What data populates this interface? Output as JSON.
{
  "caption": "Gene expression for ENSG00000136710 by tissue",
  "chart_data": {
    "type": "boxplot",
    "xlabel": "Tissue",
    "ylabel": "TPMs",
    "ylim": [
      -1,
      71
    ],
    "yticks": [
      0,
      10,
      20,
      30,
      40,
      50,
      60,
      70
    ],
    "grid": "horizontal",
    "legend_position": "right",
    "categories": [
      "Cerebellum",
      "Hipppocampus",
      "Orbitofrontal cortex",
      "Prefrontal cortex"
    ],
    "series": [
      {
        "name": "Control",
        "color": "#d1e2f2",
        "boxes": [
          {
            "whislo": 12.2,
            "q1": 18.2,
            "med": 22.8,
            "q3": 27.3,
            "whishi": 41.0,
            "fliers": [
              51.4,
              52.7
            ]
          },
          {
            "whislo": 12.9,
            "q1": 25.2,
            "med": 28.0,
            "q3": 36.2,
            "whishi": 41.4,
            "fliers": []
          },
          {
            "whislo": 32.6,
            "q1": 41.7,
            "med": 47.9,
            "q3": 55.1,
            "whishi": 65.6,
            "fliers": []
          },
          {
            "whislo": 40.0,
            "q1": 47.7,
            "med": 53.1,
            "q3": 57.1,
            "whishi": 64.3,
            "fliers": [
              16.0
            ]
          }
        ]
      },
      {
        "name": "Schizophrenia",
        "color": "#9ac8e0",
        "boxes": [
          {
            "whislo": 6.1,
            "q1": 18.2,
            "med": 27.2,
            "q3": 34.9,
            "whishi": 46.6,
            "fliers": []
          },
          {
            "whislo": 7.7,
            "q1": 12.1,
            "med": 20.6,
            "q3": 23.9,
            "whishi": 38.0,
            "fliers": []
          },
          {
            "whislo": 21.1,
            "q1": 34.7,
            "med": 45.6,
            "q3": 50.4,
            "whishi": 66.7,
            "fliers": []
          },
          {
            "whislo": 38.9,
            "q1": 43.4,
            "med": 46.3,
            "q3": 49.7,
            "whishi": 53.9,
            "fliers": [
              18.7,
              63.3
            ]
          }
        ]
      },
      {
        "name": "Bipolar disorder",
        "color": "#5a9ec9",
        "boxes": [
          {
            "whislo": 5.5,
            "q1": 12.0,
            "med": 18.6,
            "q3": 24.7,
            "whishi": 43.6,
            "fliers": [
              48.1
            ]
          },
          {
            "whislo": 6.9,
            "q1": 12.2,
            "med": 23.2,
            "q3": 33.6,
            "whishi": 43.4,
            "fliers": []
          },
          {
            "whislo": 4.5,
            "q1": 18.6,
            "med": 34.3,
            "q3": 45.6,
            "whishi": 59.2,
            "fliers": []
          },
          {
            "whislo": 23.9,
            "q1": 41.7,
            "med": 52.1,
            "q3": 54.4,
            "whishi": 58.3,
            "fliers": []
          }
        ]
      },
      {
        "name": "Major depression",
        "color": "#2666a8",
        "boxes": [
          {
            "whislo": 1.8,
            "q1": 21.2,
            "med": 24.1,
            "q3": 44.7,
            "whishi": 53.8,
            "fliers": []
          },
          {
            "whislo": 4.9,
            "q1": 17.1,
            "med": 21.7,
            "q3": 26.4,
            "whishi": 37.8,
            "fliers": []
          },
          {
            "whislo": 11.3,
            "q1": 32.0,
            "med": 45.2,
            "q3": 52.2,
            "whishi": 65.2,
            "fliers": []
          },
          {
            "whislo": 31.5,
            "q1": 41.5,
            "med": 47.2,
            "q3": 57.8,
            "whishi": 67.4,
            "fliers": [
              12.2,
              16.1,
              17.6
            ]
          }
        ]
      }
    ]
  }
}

### WHAT THE TASK REQUIRES
Copy all lines from the material that contain "cortex".

### OUTPUT OF THE TASK
      "Orbitofrontal cortex",
      "Prefrontal cortex"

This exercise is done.